# Given request
Set down the material below word for word, excluding the pictures.

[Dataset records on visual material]
######

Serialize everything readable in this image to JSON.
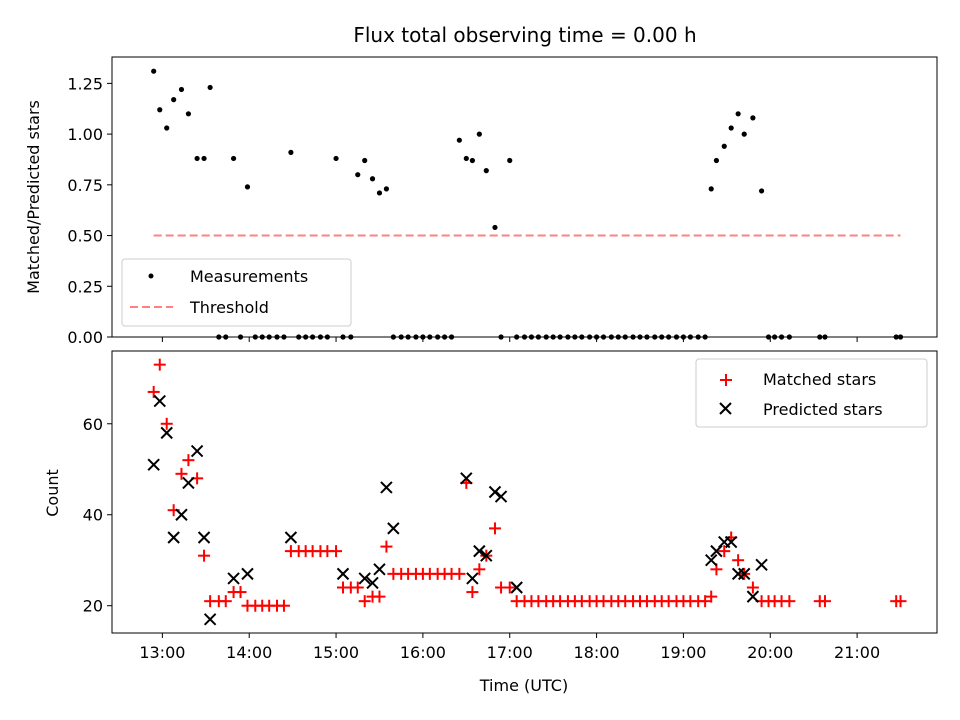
{
  "chart_data": [
    {
      "type": "scatter",
      "title": "Flux total observing time = 0.00 h",
      "xlabel": "",
      "ylabel": "Matched/Predicted stars",
      "xlim": [
        12.42,
        21.92
      ],
      "ylim": [
        0,
        1.38
      ],
      "yticks": [
        0.0,
        0.25,
        0.5,
        0.75,
        1.0,
        1.25
      ],
      "ytick_labels": [
        "0.00",
        "0.25",
        "0.50",
        "0.75",
        "1.00",
        "1.25"
      ],
      "legend": {
        "location": "lower-left",
        "entries": [
          "Measurements",
          "Threshold"
        ]
      },
      "series": [
        {
          "name": "Measurements",
          "marker": "dot",
          "color": "#000000",
          "x": [
            12.9,
            12.97,
            13.05,
            13.13,
            13.22,
            13.3,
            13.4,
            13.48,
            13.55,
            13.65,
            13.73,
            13.82,
            13.9,
            13.98,
            14.07,
            14.15,
            14.23,
            14.32,
            14.4,
            14.48,
            14.57,
            14.65,
            14.73,
            14.82,
            14.9,
            15.0,
            15.08,
            15.17,
            15.25,
            15.33,
            15.42,
            15.5,
            15.58,
            15.66,
            15.75,
            15.83,
            15.92,
            16.0,
            16.08,
            16.17,
            16.25,
            16.33,
            16.42,
            16.5,
            16.57,
            16.65,
            16.73,
            16.83,
            16.9,
            17.0,
            17.08,
            17.17,
            17.25,
            17.33,
            17.42,
            17.5,
            17.58,
            17.67,
            17.75,
            17.83,
            17.92,
            18.0,
            18.08,
            18.17,
            18.25,
            18.33,
            18.42,
            18.5,
            18.58,
            18.67,
            18.75,
            18.83,
            18.92,
            19.0,
            19.08,
            19.17,
            19.25,
            19.32,
            19.38,
            19.47,
            19.55,
            19.63,
            19.7,
            19.8,
            19.9,
            19.98,
            20.05,
            20.13,
            20.22,
            20.57,
            20.63,
            21.45,
            21.5
          ],
          "y": [
            1.31,
            1.12,
            1.03,
            1.17,
            1.22,
            1.1,
            0.88,
            0.88,
            1.23,
            0.0,
            0.0,
            0.88,
            0.0,
            0.74,
            0.0,
            0.0,
            0.0,
            0.0,
            0.0,
            0.91,
            0.0,
            0.0,
            0.0,
            0.0,
            0.0,
            0.88,
            0.0,
            0.0,
            0.8,
            0.87,
            0.78,
            0.71,
            0.73,
            0.0,
            0.0,
            0.0,
            0.0,
            0.0,
            0.0,
            0.0,
            0.0,
            0.0,
            0.97,
            0.88,
            0.87,
            1.0,
            0.82,
            0.54,
            0.0,
            0.87,
            0.0,
            0.0,
            0.0,
            0.0,
            0.0,
            0.0,
            0.0,
            0.0,
            0.0,
            0.0,
            0.0,
            0.0,
            0.0,
            0.0,
            0.0,
            0.0,
            0.0,
            0.0,
            0.0,
            0.0,
            0.0,
            0.0,
            0.0,
            0.0,
            0.0,
            0.0,
            0.0,
            0.73,
            0.87,
            0.94,
            1.03,
            1.1,
            1.0,
            1.08,
            0.72,
            0.0,
            0.0,
            0.0,
            0.0,
            0.0,
            0.0,
            0.0,
            0.0
          ]
        },
        {
          "name": "Threshold",
          "style": "dashed",
          "color": "#ff8080",
          "x": [
            12.9,
            21.5
          ],
          "y": [
            0.5,
            0.5
          ]
        }
      ]
    },
    {
      "type": "scatter",
      "title": "",
      "xlabel": "Time (UTC)",
      "ylabel": "Count",
      "xlim": [
        12.42,
        21.92
      ],
      "ylim": [
        14,
        76
      ],
      "xticks": [
        13,
        14,
        15,
        16,
        17,
        18,
        19,
        20,
        21
      ],
      "xtick_labels": [
        "13:00",
        "14:00",
        "15:00",
        "16:00",
        "17:00",
        "18:00",
        "19:00",
        "20:00",
        "21:00"
      ],
      "yticks": [
        20,
        40,
        60
      ],
      "ytick_labels": [
        "20",
        "40",
        "60"
      ],
      "legend": {
        "location": "top-right",
        "entries": [
          "Matched stars",
          "Predicted stars"
        ]
      },
      "series": [
        {
          "name": "Matched stars",
          "marker": "plus",
          "color": "#ff0000",
          "x": [
            12.9,
            12.97,
            13.05,
            13.13,
            13.22,
            13.3,
            13.4,
            13.48,
            13.55,
            13.65,
            13.73,
            13.82,
            13.9,
            13.98,
            14.07,
            14.15,
            14.23,
            14.32,
            14.4,
            14.48,
            14.57,
            14.65,
            14.73,
            14.82,
            14.9,
            15.0,
            15.08,
            15.17,
            15.25,
            15.33,
            15.42,
            15.5,
            15.58,
            15.66,
            15.75,
            15.83,
            15.92,
            16.0,
            16.08,
            16.17,
            16.25,
            16.33,
            16.42,
            16.5,
            16.57,
            16.65,
            16.73,
            16.83,
            16.9,
            17.0,
            17.08,
            17.17,
            17.25,
            17.33,
            17.42,
            17.5,
            17.58,
            17.67,
            17.75,
            17.83,
            17.92,
            18.0,
            18.08,
            18.17,
            18.25,
            18.33,
            18.42,
            18.5,
            18.58,
            18.67,
            18.75,
            18.83,
            18.92,
            19.0,
            19.08,
            19.17,
            19.25,
            19.32,
            19.38,
            19.47,
            19.55,
            19.63,
            19.7,
            19.8,
            19.9,
            19.98,
            20.05,
            20.13,
            20.22,
            20.57,
            20.63,
            21.45,
            21.5
          ],
          "y": [
            67,
            73,
            60,
            41,
            49,
            52,
            48,
            31,
            21,
            21,
            21,
            23,
            23,
            20,
            20,
            20,
            20,
            20,
            20,
            32,
            32,
            32,
            32,
            32,
            32,
            32,
            24,
            24,
            24,
            21,
            22,
            22,
            33,
            27,
            27,
            27,
            27,
            27,
            27,
            27,
            27,
            27,
            27,
            47,
            23,
            28,
            31,
            37,
            24,
            24,
            21,
            21,
            21,
            21,
            21,
            21,
            21,
            21,
            21,
            21,
            21,
            21,
            21,
            21,
            21,
            21,
            21,
            21,
            21,
            21,
            21,
            21,
            21,
            21,
            21,
            21,
            21,
            22,
            28,
            32,
            35,
            30,
            27,
            24,
            21,
            21,
            21,
            21,
            21,
            21,
            21,
            21,
            21
          ]
        },
        {
          "name": "Predicted stars",
          "marker": "x",
          "color": "#000000",
          "x": [
            12.9,
            12.97,
            13.05,
            13.13,
            13.22,
            13.3,
            13.4,
            13.48,
            13.55,
            13.82,
            13.98,
            14.48,
            15.08,
            15.33,
            15.42,
            15.5,
            15.58,
            15.66,
            16.5,
            16.57,
            16.65,
            16.73,
            16.83,
            16.9,
            17.08,
            19.32,
            19.38,
            19.47,
            19.55,
            19.63,
            19.7,
            19.8,
            19.9
          ],
          "y": [
            51,
            65,
            58,
            35,
            40,
            47,
            54,
            35,
            17,
            26,
            27,
            35,
            27,
            26,
            25,
            28,
            46,
            37,
            48,
            26,
            32,
            31,
            45,
            44,
            24,
            30,
            32,
            34,
            34,
            27,
            27,
            22,
            29
          ]
        }
      ]
    }
  ]
}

######

# Task solution
Serialize everything readable in this image to JSON.
{
  "chart_data": [
    {
      "type": "scatter",
      "title": "Flux total observing time = 0.00 h",
      "xlabel": "",
      "ylabel": "Matched/Predicted stars",
      "xlim": [
        12.42,
        21.92
      ],
      "ylim": [
        0,
        1.38
      ],
      "yticks": [
        0.0,
        0.25,
        0.5,
        0.75,
        1.0,
        1.25
      ],
      "ytick_labels": [
        "0.00",
        "0.25",
        "0.50",
        "0.75",
        "1.00",
        "1.25"
      ],
      "legend": {
        "location": "lower-left",
        "entries": [
          "Measurements",
          "Threshold"
        ]
      },
      "series": [
        {
          "name": "Measurements",
          "marker": "dot",
          "color": "#000000",
          "x": [
            12.9,
            12.97,
            13.05,
            13.13,
            13.22,
            13.3,
            13.4,
            13.48,
            13.55,
            13.65,
            13.73,
            13.82,
            13.9,
            13.98,
            14.07,
            14.15,
            14.23,
            14.32,
            14.4,
            14.48,
            14.57,
            14.65,
            14.73,
            14.82,
            14.9,
            15.0,
            15.08,
            15.17,
            15.25,
            15.33,
            15.42,
            15.5,
            15.58,
            15.66,
            15.75,
            15.83,
            15.92,
            16.0,
            16.08,
            16.17,
            16.25,
            16.33,
            16.42,
            16.5,
            16.57,
            16.65,
            16.73,
            16.83,
            16.9,
            17.0,
            17.08,
            17.17,
            17.25,
            17.33,
            17.42,
            17.5,
            17.58,
            17.67,
            17.75,
            17.83,
            17.92,
            18.0,
            18.08,
            18.17,
            18.25,
            18.33,
            18.42,
            18.5,
            18.58,
            18.67,
            18.75,
            18.83,
            18.92,
            19.0,
            19.08,
            19.17,
            19.25,
            19.32,
            19.38,
            19.47,
            19.55,
            19.63,
            19.7,
            19.8,
            19.9,
            19.98,
            20.05,
            20.13,
            20.22,
            20.57,
            20.63,
            21.45,
            21.5
          ],
          "y": [
            1.31,
            1.12,
            1.03,
            1.17,
            1.22,
            1.1,
            0.88,
            0.88,
            1.23,
            0.0,
            0.0,
            0.88,
            0.0,
            0.74,
            0.0,
            0.0,
            0.0,
            0.0,
            0.0,
            0.91,
            0.0,
            0.0,
            0.0,
            0.0,
            0.0,
            0.88,
            0.0,
            0.0,
            0.8,
            0.87,
            0.78,
            0.71,
            0.73,
            0.0,
            0.0,
            0.0,
            0.0,
            0.0,
            0.0,
            0.0,
            0.0,
            0.0,
            0.97,
            0.88,
            0.87,
            1.0,
            0.82,
            0.54,
            0.0,
            0.87,
            0.0,
            0.0,
            0.0,
            0.0,
            0.0,
            0.0,
            0.0,
            0.0,
            0.0,
            0.0,
            0.0,
            0.0,
            0.0,
            0.0,
            0.0,
            0.0,
            0.0,
            0.0,
            0.0,
            0.0,
            0.0,
            0.0,
            0.0,
            0.0,
            0.0,
            0.0,
            0.0,
            0.73,
            0.87,
            0.94,
            1.03,
            1.1,
            1.0,
            1.08,
            0.72,
            0.0,
            0.0,
            0.0,
            0.0,
            0.0,
            0.0,
            0.0,
            0.0
          ]
        },
        {
          "name": "Threshold",
          "style": "dashed",
          "color": "#ff8080",
          "x": [
            12.9,
            21.5
          ],
          "y": [
            0.5,
            0.5
          ]
        }
      ]
    },
    {
      "type": "scatter",
      "title": "",
      "xlabel": "Time (UTC)",
      "ylabel": "Count",
      "xlim": [
        12.42,
        21.92
      ],
      "ylim": [
        14,
        76
      ],
      "xticks": [
        13,
        14,
        15,
        16,
        17,
        18,
        19,
        20,
        21
      ],
      "xtick_labels": [
        "13:00",
        "14:00",
        "15:00",
        "16:00",
        "17:00",
        "18:00",
        "19:00",
        "20:00",
        "21:00"
      ],
      "yticks": [
        20,
        40,
        60
      ],
      "ytick_labels": [
        "20",
        "40",
        "60"
      ],
      "legend": {
        "location": "top-right",
        "entries": [
          "Matched stars",
          "Predicted stars"
        ]
      },
      "series": [
        {
          "name": "Matched stars",
          "marker": "plus",
          "color": "#ff0000",
          "x": [
            12.9,
            12.97,
            13.05,
            13.13,
            13.22,
            13.3,
            13.4,
            13.48,
            13.55,
            13.65,
            13.73,
            13.82,
            13.9,
            13.98,
            14.07,
            14.15,
            14.23,
            14.32,
            14.4,
            14.48,
            14.57,
            14.65,
            14.73,
            14.82,
            14.9,
            15.0,
            15.08,
            15.17,
            15.25,
            15.33,
            15.42,
            15.5,
            15.58,
            15.66,
            15.75,
            15.83,
            15.92,
            16.0,
            16.08,
            16.17,
            16.25,
            16.33,
            16.42,
            16.5,
            16.57,
            16.65,
            16.73,
            16.83,
            16.9,
            17.0,
            17.08,
            17.17,
            17.25,
            17.33,
            17.42,
            17.5,
            17.58,
            17.67,
            17.75,
            17.83,
            17.92,
            18.0,
            18.08,
            18.17,
            18.25,
            18.33,
            18.42,
            18.5,
            18.58,
            18.67,
            18.75,
            18.83,
            18.92,
            19.0,
            19.08,
            19.17,
            19.25,
            19.32,
            19.38,
            19.47,
            19.55,
            19.63,
            19.7,
            19.8,
            19.9,
            19.98,
            20.05,
            20.13,
            20.22,
            20.57,
            20.63,
            21.45,
            21.5
          ],
          "y": [
            67,
            73,
            60,
            41,
            49,
            52,
            48,
            31,
            21,
            21,
            21,
            23,
            23,
            20,
            20,
            20,
            20,
            20,
            20,
            32,
            32,
            32,
            32,
            32,
            32,
            32,
            24,
            24,
            24,
            21,
            22,
            22,
            33,
            27,
            27,
            27,
            27,
            27,
            27,
            27,
            27,
            27,
            27,
            47,
            23,
            28,
            31,
            37,
            24,
            24,
            21,
            21,
            21,
            21,
            21,
            21,
            21,
            21,
            21,
            21,
            21,
            21,
            21,
            21,
            21,
            21,
            21,
            21,
            21,
            21,
            21,
            21,
            21,
            21,
            21,
            21,
            21,
            22,
            28,
            32,
            35,
            30,
            27,
            24,
            21,
            21,
            21,
            21,
            21,
            21,
            21,
            21,
            21
          ]
        },
        {
          "name": "Predicted stars",
          "marker": "x",
          "color": "#000000",
          "x": [
            12.9,
            12.97,
            13.05,
            13.13,
            13.22,
            13.3,
            13.4,
            13.48,
            13.55,
            13.82,
            13.98,
            14.48,
            15.08,
            15.33,
            15.42,
            15.5,
            15.58,
            15.66,
            16.5,
            16.57,
            16.65,
            16.73,
            16.83,
            16.9,
            17.08,
            19.32,
            19.38,
            19.47,
            19.55,
            19.63,
            19.7,
            19.8,
            19.9
          ],
          "y": [
            51,
            65,
            58,
            35,
            40,
            47,
            54,
            35,
            17,
            26,
            27,
            35,
            27,
            26,
            25,
            28,
            46,
            37,
            48,
            26,
            32,
            31,
            45,
            44,
            24,
            30,
            32,
            34,
            34,
            27,
            27,
            22,
            29
          ]
        }
      ]
    }
  ]
}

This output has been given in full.